## Assigned task
Pick up the passage on Longroyd Bridge below and continue it from its final sentence.

## Exercise passage
►
Longroyd Bridge is a suburb approximately 1200 yds (1.1 km) to the southwest of Huddersfield town centre, West Yorkshire, England. The area is composed of industrial and commercial units. There is little housing in the commercial area, though within a few hundred yards are the housing areas of Thornton Lodge and Paddock.

The dominating feature of the area is the viaduct carrying the Sheffield—Huddersfield Penistone Line railway over the valley of the River Colne from the station at Lockwood to Springwood Junction and tunnel where the line continues under Greenhead to arrive at Huddersfield railway station.

Longroyd Bridge is where the A62, Manchester Road, route to Manchester passes over the Huddersfield Narrow Canal and the River Colne, it then travels down through the Colne Valley passing Milnsbridge, Linthwaite, and Slaithwaite to Marsden before crossing the Pennine hills to Oldham and Manchester.
◄
[Document layout detection listing]
►
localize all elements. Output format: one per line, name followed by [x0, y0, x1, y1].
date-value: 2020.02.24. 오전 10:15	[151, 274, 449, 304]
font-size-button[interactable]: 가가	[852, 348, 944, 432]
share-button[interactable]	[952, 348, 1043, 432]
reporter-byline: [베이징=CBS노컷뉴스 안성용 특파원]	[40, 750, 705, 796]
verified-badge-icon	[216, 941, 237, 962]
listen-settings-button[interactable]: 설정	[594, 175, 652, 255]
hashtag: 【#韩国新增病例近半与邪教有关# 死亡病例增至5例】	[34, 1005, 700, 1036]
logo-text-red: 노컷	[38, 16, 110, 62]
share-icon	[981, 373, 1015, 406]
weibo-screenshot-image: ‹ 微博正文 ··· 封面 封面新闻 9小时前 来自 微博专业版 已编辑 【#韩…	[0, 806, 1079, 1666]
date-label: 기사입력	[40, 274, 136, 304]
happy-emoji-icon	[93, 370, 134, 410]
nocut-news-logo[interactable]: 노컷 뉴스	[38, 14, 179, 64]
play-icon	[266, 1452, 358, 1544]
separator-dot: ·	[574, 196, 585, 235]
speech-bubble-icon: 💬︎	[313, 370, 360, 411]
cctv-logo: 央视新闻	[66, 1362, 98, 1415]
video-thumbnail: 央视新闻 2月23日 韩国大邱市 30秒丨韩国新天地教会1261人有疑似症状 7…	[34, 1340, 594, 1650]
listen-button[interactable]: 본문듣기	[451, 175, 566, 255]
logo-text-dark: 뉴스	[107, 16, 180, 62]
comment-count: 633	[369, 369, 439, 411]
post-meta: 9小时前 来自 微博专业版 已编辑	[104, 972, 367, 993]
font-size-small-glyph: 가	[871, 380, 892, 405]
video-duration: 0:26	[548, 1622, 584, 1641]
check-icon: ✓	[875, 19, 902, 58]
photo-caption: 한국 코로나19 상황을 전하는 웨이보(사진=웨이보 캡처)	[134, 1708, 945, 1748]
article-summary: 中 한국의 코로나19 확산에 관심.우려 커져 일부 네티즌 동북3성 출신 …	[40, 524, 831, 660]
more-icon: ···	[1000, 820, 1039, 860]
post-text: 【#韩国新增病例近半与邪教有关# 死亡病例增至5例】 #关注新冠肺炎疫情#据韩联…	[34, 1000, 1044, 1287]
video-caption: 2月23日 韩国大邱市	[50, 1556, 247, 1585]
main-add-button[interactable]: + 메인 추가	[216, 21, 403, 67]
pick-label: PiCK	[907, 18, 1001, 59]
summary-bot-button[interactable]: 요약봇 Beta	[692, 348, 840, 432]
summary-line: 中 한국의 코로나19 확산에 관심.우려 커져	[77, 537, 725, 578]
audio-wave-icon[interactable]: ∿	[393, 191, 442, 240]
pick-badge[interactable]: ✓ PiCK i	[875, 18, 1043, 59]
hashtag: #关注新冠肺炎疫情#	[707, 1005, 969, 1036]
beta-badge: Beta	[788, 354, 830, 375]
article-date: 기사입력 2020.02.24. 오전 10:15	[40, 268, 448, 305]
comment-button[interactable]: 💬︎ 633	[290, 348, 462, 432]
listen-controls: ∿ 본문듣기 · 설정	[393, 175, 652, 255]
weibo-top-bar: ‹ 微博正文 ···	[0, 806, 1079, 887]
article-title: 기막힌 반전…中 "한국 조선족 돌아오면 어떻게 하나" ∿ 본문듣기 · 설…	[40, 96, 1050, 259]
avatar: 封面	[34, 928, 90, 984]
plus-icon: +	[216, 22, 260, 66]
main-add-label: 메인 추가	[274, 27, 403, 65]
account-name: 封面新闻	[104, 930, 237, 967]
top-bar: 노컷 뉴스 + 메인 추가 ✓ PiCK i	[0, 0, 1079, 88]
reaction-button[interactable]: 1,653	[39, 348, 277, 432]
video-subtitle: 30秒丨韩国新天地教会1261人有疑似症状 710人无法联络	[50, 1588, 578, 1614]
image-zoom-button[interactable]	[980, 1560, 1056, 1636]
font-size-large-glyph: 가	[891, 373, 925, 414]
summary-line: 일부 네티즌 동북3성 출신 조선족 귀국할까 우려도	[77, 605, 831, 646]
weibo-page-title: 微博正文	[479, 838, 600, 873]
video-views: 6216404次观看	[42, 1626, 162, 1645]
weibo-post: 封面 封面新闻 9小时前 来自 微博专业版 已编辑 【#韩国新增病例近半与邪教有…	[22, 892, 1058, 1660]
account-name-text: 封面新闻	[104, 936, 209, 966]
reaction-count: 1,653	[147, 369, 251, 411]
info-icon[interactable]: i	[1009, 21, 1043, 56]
◄
## Exercise output
The Huddersfield Narrow canal has been extensively reconstructed over the last few years, with long infilled stretches dug out again. In places this has required major civil engineering work to route the canal under buildings that had been constructed over the canal when it became disused. Also to replace newly constructed lock gates. Within the first year after re-opening the canal drained out, unexpectedly, leaving some narrowboats and leisure craft stranded for several days. Then again in early 2009 there was a leak, which again stranded boats.